• [What is asked]: Reproduce each line from the records that holds "Friedrich".

• [Data in this exercise]:
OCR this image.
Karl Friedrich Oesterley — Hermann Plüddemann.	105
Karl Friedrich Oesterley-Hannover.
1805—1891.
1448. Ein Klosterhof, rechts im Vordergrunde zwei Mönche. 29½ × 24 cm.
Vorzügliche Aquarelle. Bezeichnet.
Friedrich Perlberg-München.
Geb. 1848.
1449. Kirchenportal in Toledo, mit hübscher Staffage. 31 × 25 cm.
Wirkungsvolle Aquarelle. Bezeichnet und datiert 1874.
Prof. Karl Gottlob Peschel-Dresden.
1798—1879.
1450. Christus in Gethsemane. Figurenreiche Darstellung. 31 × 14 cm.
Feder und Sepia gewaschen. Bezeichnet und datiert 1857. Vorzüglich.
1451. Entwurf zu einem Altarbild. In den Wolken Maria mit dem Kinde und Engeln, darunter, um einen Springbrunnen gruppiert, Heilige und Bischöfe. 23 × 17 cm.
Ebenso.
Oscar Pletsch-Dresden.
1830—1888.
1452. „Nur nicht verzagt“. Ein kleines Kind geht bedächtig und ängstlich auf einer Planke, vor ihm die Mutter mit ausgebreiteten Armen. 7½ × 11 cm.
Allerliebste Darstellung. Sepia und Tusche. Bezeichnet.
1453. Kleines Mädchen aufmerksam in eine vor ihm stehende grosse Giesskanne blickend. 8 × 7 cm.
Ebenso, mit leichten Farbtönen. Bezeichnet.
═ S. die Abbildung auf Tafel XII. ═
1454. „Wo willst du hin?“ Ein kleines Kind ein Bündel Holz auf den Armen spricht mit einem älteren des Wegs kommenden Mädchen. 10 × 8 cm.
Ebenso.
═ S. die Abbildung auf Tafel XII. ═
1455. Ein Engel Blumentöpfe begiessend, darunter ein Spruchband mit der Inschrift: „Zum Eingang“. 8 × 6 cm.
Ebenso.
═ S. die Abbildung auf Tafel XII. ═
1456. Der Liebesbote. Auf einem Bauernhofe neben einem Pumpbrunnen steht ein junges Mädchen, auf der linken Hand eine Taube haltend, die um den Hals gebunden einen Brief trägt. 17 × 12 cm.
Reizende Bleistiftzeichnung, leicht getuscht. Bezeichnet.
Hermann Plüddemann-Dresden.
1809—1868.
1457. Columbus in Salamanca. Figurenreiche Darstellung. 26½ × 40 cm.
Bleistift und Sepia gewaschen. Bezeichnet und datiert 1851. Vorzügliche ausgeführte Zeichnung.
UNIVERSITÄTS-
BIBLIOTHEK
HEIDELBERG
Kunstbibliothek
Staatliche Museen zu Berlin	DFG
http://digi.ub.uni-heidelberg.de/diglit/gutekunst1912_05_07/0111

• [The output]:
Karl Friedrich Oesterley — Hermann Plüddemann.	105
Karl Friedrich Oesterley-Hannover.
Friedrich Perlberg-München.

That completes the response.